__Written problem__. Report, word for word, every line of the material that contains "антик".

[Dataset rows]
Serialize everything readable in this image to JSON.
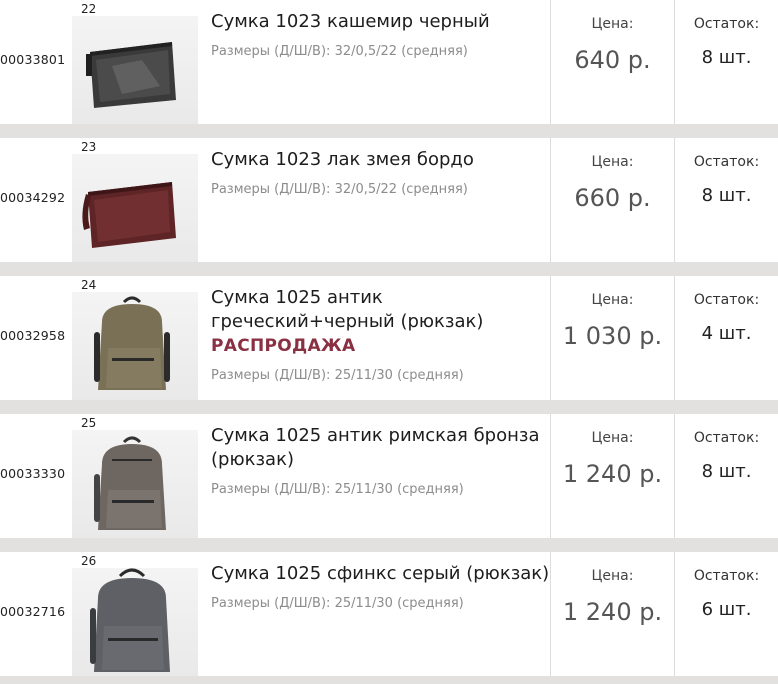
{
  "labels": {
    "price": "Цена:",
    "stock": "Остаток:"
  },
  "products": [
    {
      "index": "22",
      "sku": "00033801",
      "title": "Сумка 1023 кашемир черный",
      "sale": "",
      "dims": "Размеры (Д/Ш/В): 32/0,5/22 (средняя)",
      "price": "640 р.",
      "stock": "8 шт.",
      "photo": "black-clutch-bag"
    },
    {
      "index": "23",
      "sku": "00034292",
      "title": "Сумка 1023 лак змея бордо",
      "sale": "",
      "dims": "Размеры (Д/Ш/В): 32/0,5/22 (средняя)",
      "price": "660 р.",
      "stock": "8 шт.",
      "photo": "burgundy-clutch-bag"
    },
    {
      "index": "24",
      "sku": "00032958",
      "title": "Сумка 1025 антик греческий+черный (рюкзак)",
      "sale": "РАСПРОДАЖА",
      "dims": "Размеры (Д/Ш/В): 25/11/30 (средняя)",
      "price": "1 030 р.",
      "stock": "4 шт.",
      "photo": "olive-backpack"
    },
    {
      "index": "25",
      "sku": "00033330",
      "title": "Сумка 1025 антик римская бронза (рюкзак)",
      "sale": "",
      "dims": "Размеры (Д/Ш/В): 25/11/30 (средняя)",
      "price": "1 240 р.",
      "stock": "8 шт.",
      "photo": "bronze-backpack"
    },
    {
      "index": "26",
      "sku": "00032716",
      "title": "Сумка 1025 сфинкс серый (рюкзак)",
      "sale": "",
      "dims": "Размеры (Д/Ш/В): 25/11/30 (средняя)",
      "price": "1 240 р.",
      "stock": "6 шт.",
      "photo": "gray-backpack"
    }
  ]
}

__Response below__.
      "title": "Сумка 1025 антик греческий+черный (рюкзак)",
      "title": "Сумка 1025 антик римская бронза (рюкзак)",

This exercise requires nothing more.